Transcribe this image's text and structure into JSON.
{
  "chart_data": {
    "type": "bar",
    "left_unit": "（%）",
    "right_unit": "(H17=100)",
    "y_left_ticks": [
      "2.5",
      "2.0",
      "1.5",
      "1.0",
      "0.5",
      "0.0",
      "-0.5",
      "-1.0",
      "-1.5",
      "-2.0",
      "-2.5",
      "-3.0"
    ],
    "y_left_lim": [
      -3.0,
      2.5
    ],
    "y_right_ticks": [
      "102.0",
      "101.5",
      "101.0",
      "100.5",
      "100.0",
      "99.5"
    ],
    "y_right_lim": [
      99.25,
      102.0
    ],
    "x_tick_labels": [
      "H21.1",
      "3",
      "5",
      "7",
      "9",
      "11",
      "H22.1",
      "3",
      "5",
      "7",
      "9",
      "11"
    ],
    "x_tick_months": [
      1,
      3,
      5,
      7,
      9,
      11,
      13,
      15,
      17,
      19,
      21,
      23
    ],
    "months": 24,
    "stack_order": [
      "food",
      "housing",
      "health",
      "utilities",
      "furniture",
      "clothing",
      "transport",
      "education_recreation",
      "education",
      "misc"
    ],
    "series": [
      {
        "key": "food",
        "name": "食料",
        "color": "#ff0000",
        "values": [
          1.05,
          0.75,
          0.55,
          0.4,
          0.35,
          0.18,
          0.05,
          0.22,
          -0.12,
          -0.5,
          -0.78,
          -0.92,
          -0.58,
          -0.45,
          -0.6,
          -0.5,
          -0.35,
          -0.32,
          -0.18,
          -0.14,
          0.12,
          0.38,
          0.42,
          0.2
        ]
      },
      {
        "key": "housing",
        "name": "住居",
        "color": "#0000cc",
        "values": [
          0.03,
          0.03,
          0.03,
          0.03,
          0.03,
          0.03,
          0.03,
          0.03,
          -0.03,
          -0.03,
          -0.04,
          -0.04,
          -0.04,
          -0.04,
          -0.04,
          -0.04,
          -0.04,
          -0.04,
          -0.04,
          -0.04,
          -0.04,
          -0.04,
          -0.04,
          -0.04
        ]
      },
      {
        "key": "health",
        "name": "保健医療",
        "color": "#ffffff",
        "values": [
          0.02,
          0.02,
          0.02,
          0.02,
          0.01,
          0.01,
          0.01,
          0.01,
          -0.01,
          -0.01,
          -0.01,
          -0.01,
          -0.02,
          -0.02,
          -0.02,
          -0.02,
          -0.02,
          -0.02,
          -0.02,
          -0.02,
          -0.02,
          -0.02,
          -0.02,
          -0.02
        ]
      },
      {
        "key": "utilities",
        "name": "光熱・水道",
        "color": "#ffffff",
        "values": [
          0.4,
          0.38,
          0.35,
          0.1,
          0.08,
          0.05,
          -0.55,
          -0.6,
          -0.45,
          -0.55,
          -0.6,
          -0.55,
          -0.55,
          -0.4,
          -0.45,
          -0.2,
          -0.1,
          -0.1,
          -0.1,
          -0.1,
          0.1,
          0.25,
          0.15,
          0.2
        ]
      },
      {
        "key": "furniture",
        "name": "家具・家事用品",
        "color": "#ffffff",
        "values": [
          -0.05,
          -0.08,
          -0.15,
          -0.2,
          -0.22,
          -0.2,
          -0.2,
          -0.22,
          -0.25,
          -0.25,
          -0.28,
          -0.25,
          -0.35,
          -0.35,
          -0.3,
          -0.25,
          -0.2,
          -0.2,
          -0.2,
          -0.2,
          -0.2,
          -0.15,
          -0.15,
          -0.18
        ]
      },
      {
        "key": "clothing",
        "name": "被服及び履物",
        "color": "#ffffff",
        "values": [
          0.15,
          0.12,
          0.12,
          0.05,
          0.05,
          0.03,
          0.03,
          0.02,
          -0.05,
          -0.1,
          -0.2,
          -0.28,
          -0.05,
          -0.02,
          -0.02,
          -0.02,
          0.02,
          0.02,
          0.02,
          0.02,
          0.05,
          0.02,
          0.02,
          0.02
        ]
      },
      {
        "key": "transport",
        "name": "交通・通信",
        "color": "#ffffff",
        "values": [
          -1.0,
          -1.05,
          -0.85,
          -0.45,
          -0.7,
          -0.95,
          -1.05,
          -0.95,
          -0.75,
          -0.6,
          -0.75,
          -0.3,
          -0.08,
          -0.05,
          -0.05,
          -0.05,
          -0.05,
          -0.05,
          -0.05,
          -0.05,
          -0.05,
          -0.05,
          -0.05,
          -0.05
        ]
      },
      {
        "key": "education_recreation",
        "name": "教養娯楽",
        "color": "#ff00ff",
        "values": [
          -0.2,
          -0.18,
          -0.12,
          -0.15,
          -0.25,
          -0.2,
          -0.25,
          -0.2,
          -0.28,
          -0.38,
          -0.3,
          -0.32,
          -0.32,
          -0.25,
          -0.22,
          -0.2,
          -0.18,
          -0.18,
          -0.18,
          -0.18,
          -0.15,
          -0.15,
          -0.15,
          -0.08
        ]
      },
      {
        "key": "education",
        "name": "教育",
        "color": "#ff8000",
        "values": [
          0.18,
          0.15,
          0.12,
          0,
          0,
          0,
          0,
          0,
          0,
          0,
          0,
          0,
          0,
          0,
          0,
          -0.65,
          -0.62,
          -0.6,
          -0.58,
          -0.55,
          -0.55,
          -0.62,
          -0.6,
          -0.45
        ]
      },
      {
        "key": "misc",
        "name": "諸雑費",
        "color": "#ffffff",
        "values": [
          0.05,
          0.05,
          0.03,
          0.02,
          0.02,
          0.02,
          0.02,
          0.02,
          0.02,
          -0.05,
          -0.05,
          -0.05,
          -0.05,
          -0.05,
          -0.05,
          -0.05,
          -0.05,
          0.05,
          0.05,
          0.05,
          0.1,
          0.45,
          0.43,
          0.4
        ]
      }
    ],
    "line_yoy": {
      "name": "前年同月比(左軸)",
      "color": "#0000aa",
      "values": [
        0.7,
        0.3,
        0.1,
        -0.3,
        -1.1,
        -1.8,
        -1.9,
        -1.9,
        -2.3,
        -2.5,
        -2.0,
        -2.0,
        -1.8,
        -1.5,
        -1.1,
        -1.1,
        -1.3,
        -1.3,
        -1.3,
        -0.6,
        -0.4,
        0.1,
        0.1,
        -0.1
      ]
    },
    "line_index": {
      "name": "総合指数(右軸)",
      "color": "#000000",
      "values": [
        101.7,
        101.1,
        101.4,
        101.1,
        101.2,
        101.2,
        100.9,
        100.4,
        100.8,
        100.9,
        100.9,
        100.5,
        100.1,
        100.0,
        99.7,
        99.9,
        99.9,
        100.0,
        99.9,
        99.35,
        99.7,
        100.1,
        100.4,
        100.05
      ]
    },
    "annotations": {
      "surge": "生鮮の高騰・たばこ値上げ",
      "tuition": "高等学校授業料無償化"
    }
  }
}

[Instructions for the task]: Copy each record from above without leaving any out.

[Solution below]:
Transcribe this image's text and structure into JSON.
{
  "chart_data": {
    "type": "bar",
    "left_unit": "（%）",
    "right_unit": "(H17=100)",
    "y_left_ticks": [
      "2.5",
      "2.0",
      "1.5",
      "1.0",
      "0.5",
      "0.0",
      "-0.5",
      "-1.0",
      "-1.5",
      "-2.0",
      "-2.5",
      "-3.0"
    ],
    "y_left_lim": [
      -3.0,
      2.5
    ],
    "y_right_ticks": [
      "102.0",
      "101.5",
      "101.0",
      "100.5",
      "100.0",
      "99.5"
    ],
    "y_right_lim": [
      99.25,
      102.0
    ],
    "x_tick_labels": [
      "H21.1",
      "3",
      "5",
      "7",
      "9",
      "11",
      "H22.1",
      "3",
      "5",
      "7",
      "9",
      "11"
    ],
    "x_tick_months": [
      1,
      3,
      5,
      7,
      9,
      11,
      13,
      15,
      17,
      19,
      21,
      23
    ],
    "months": 24,
    "stack_order": [
      "food",
      "housing",
      "health",
      "utilities",
      "furniture",
      "clothing",
      "transport",
      "education_recreation",
      "education",
      "misc"
    ],
    "series": [
      {
        "key": "food",
        "name": "食料",
        "color": "#ff0000",
        "values": [
          1.05,
          0.75,
          0.55,
          0.4,
          0.35,
          0.18,
          0.05,
          0.22,
          -0.12,
          -0.5,
          -0.78,
          -0.92,
          -0.58,
          -0.45,
          -0.6,
          -0.5,
          -0.35,
          -0.32,
          -0.18,
          -0.14,
          0.12,
          0.38,
          0.42,
          0.2
        ]
      },
      {
        "key": "housing",
        "name": "住居",
        "color": "#0000cc",
        "values": [
          0.03,
          0.03,
          0.03,
          0.03,
          0.03,
          0.03,
          0.03,
          0.03,
          -0.03,
          -0.03,
          -0.04,
          -0.04,
          -0.04,
          -0.04,
          -0.04,
          -0.04,
          -0.04,
          -0.04,
          -0.04,
          -0.04,
          -0.04,
          -0.04,
          -0.04,
          -0.04
        ]
      },
      {
        "key": "health",
        "name": "保健医療",
        "color": "#ffffff",
        "values": [
          0.02,
          0.02,
          0.02,
          0.02,
          0.01,
          0.01,
          0.01,
          0.01,
          -0.01,
          -0.01,
          -0.01,
          -0.01,
          -0.02,
          -0.02,
          -0.02,
          -0.02,
          -0.02,
          -0.02,
          -0.02,
          -0.02,
          -0.02,
          -0.02,
          -0.02,
          -0.02
        ]
      },
      {
        "key": "utilities",
        "name": "光熱・水道",
        "color": "#ffffff",
        "values": [
          0.4,
          0.38,
          0.35,
          0.1,
          0.08,
          0.05,
          -0.55,
          -0.6,
          -0.45,
          -0.55,
          -0.6,
          -0.55,
          -0.55,
          -0.4,
          -0.45,
          -0.2,
          -0.1,
          -0.1,
          -0.1,
          -0.1,
          0.1,
          0.25,
          0.15,
          0.2
        ]
      },
      {
        "key": "furniture",
        "name": "家具・家事用品",
        "color": "#ffffff",
        "values": [
          -0.05,
          -0.08,
          -0.15,
          -0.2,
          -0.22,
          -0.2,
          -0.2,
          -0.22,
          -0.25,
          -0.25,
          -0.28,
          -0.25,
          -0.35,
          -0.35,
          -0.3,
          -0.25,
          -0.2,
          -0.2,
          -0.2,
          -0.2,
          -0.2,
          -0.15,
          -0.15,
          -0.18
        ]
      },
      {
        "key": "clothing",
        "name": "被服及び履物",
        "color": "#ffffff",
        "values": [
          0.15,
          0.12,
          0.12,
          0.05,
          0.05,
          0.03,
          0.03,
          0.02,
          -0.05,
          -0.1,
          -0.2,
          -0.28,
          -0.05,
          -0.02,
          -0.02,
          -0.02,
          0.02,
          0.02,
          0.02,
          0.02,
          0.05,
          0.02,
          0.02,
          0.02
        ]
      },
      {
        "key": "transport",
        "name": "交通・通信",
        "color": "#ffffff",
        "values": [
          -1.0,
          -1.05,
          -0.85,
          -0.45,
          -0.7,
          -0.95,
          -1.05,
          -0.95,
          -0.75,
          -0.6,
          -0.75,
          -0.3,
          -0.08,
          -0.05,
          -0.05,
          -0.05,
          -0.05,
          -0.05,
          -0.05,
          -0.05,
          -0.05,
          -0.05,
          -0.05,
          -0.05
        ]
      },
      {
        "key": "education_recreation",
        "name": "教養娯楽",
        "color": "#ff00ff",
        "values": [
          -0.2,
          -0.18,
          -0.12,
          -0.15,
          -0.25,
          -0.2,
          -0.25,
          -0.2,
          -0.28,
          -0.38,
          -0.3,
          -0.32,
          -0.32,
          -0.25,
          -0.22,
          -0.2,
          -0.18,
          -0.18,
          -0.18,
          -0.18,
          -0.15,
          -0.15,
          -0.15,
          -0.08
        ]
      },
      {
        "key": "education",
        "name": "教育",
        "color": "#ff8000",
        "values": [
          0.18,
          0.15,
          0.12,
          0,
          0,
          0,
          0,
          0,
          0,
          0,
          0,
          0,
          0,
          0,
          0,
          -0.65,
          -0.62,
          -0.6,
          -0.58,
          -0.55,
          -0.55,
          -0.62,
          -0.6,
          -0.45
        ]
      },
      {
        "key": "misc",
        "name": "諸雑費",
        "color": "#ffffff",
        "values": [
          0.05,
          0.05,
          0.03,
          0.02,
          0.02,
          0.02,
          0.02,
          0.02,
          0.02,
          -0.05,
          -0.05,
          -0.05,
          -0.05,
          -0.05,
          -0.05,
          -0.05,
          -0.05,
          0.05,
          0.05,
          0.05,
          0.1,
          0.45,
          0.43,
          0.4
        ]
      }
    ],
    "line_yoy": {
      "name": "前年同月比(左軸)",
      "color": "#0000aa",
      "values": [
        0.7,
        0.3,
        0.1,
        -0.3,
        -1.1,
        -1.8,
        -1.9,
        -1.9,
        -2.3,
        -2.5,
        -2.0,
        -2.0,
        -1.8,
        -1.5,
        -1.1,
        -1.1,
        -1.3,
        -1.3,
        -1.3,
        -0.6,
        -0.4,
        0.1,
        0.1,
        -0.1
      ]
    },
    "line_index": {
      "name": "総合指数(右軸)",
      "color": "#000000",
      "values": [
        101.7,
        101.1,
        101.4,
        101.1,
        101.2,
        101.2,
        100.9,
        100.4,
        100.8,
        100.9,
        100.9,
        100.5,
        100.1,
        100.0,
        99.7,
        99.9,
        99.9,
        100.0,
        99.9,
        99.35,
        99.7,
        100.1,
        100.4,
        100.05
      ]
    },
    "annotations": {
      "surge": "生鮮の高騰・たばこ値上げ",
      "tuition": "高等学校授業料無償化"
    }
  }
}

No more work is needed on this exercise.